For the data below, work out how many lines include the string "Wave" and report only the number.

Dataset records
....

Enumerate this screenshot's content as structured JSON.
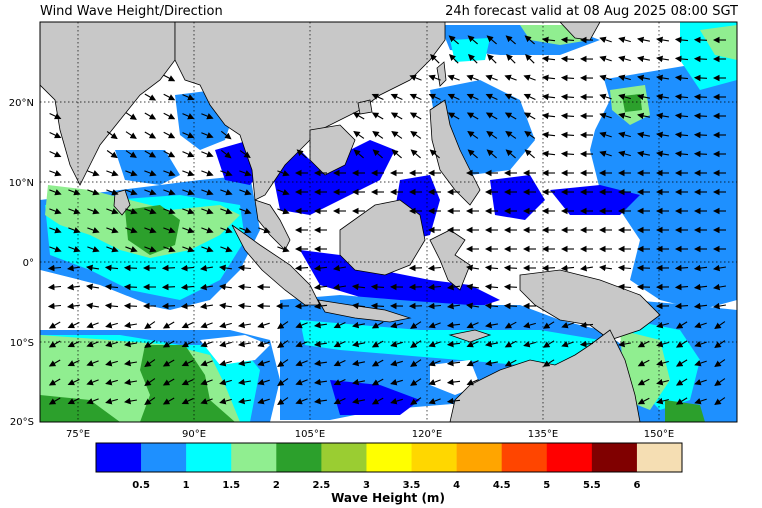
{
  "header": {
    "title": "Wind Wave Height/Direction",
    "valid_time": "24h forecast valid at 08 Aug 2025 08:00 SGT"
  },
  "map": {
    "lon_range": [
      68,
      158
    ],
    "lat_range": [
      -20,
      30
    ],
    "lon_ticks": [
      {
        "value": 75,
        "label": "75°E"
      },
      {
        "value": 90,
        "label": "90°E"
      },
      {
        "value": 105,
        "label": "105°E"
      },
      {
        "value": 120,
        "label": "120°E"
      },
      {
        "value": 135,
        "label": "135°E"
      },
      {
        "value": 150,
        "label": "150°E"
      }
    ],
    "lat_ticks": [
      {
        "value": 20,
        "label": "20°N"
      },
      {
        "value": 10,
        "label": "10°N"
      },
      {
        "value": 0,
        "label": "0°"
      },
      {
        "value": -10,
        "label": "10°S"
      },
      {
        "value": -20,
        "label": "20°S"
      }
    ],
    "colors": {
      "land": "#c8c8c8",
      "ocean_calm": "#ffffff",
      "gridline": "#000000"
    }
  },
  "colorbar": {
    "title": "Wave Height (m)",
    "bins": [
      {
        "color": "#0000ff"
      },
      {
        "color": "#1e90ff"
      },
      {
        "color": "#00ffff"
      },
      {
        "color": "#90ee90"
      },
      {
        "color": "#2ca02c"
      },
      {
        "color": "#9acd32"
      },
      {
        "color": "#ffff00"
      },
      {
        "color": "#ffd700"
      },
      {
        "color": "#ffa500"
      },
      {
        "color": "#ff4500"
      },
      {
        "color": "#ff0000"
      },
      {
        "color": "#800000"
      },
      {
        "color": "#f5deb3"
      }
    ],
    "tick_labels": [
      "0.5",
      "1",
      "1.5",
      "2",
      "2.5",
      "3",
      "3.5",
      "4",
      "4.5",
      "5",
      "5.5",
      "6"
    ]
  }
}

....

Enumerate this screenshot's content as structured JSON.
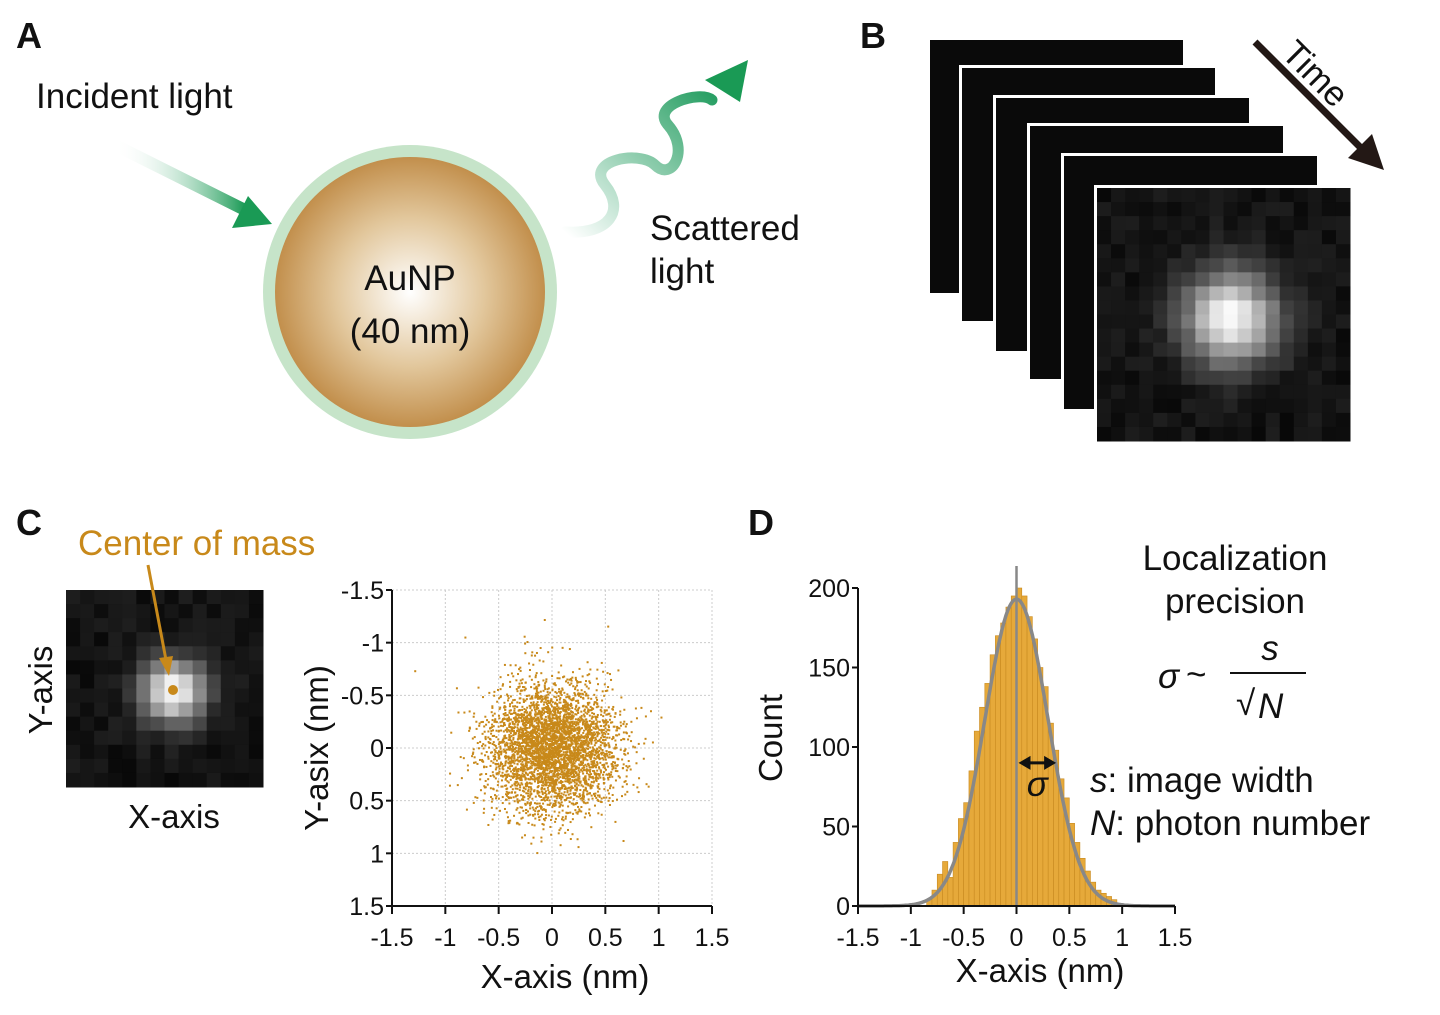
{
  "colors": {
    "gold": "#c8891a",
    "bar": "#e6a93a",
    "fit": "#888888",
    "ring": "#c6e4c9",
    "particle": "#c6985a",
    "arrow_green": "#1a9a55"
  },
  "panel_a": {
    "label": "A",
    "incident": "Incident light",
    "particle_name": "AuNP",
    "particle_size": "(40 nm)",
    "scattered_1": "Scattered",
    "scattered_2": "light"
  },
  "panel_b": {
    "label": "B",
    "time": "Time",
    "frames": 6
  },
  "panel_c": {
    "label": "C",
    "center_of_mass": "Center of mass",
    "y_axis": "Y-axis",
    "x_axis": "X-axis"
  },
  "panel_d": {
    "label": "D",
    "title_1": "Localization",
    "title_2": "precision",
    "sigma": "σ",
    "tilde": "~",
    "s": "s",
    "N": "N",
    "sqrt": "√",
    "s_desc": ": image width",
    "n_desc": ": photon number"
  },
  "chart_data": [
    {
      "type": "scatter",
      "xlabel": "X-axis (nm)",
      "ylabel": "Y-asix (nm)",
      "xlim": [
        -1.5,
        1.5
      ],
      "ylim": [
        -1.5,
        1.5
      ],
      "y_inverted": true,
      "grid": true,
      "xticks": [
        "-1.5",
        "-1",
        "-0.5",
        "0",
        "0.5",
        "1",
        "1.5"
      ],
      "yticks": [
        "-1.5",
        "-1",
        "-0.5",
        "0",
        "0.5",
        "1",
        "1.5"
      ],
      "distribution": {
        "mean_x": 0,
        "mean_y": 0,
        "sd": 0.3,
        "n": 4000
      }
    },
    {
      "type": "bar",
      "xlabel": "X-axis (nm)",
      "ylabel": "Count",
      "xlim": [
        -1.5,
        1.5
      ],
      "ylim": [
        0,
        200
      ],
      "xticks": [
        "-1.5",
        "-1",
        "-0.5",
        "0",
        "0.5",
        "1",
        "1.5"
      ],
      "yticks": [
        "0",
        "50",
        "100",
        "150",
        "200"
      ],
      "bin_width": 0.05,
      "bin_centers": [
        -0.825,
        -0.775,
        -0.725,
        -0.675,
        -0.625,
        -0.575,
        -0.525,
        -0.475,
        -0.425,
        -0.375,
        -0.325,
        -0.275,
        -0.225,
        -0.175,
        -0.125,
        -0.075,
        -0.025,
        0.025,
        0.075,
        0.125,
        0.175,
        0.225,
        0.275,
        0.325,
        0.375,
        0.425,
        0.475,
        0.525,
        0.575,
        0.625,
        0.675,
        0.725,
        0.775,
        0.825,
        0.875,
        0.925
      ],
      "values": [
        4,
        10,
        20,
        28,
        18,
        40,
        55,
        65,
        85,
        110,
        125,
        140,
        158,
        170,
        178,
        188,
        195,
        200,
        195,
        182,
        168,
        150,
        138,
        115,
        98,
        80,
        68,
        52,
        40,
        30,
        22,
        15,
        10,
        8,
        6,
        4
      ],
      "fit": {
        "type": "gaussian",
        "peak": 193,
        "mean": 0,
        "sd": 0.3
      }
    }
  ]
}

....

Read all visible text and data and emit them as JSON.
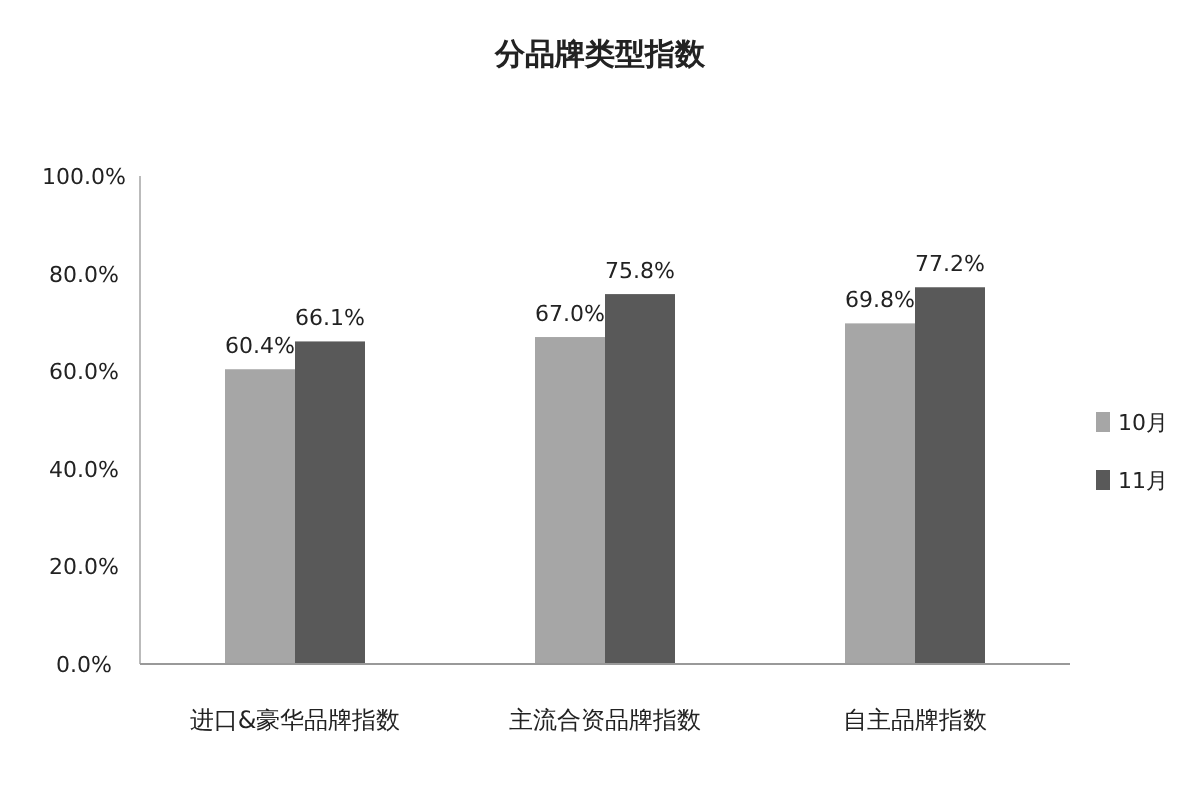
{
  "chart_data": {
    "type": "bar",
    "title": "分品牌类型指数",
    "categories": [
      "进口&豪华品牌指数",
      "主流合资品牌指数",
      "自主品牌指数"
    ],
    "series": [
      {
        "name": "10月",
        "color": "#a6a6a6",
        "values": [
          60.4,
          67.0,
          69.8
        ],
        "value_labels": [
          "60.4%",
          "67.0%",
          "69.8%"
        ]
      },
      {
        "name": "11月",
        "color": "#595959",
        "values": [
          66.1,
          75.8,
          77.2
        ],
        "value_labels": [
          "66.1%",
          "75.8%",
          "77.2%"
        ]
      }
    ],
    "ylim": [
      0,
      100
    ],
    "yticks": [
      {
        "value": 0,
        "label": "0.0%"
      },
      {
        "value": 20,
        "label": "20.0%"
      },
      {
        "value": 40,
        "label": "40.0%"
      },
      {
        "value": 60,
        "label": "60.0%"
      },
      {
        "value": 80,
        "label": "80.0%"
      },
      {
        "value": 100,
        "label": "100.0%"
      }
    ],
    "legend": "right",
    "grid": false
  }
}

....

TASK OUTPUT:
2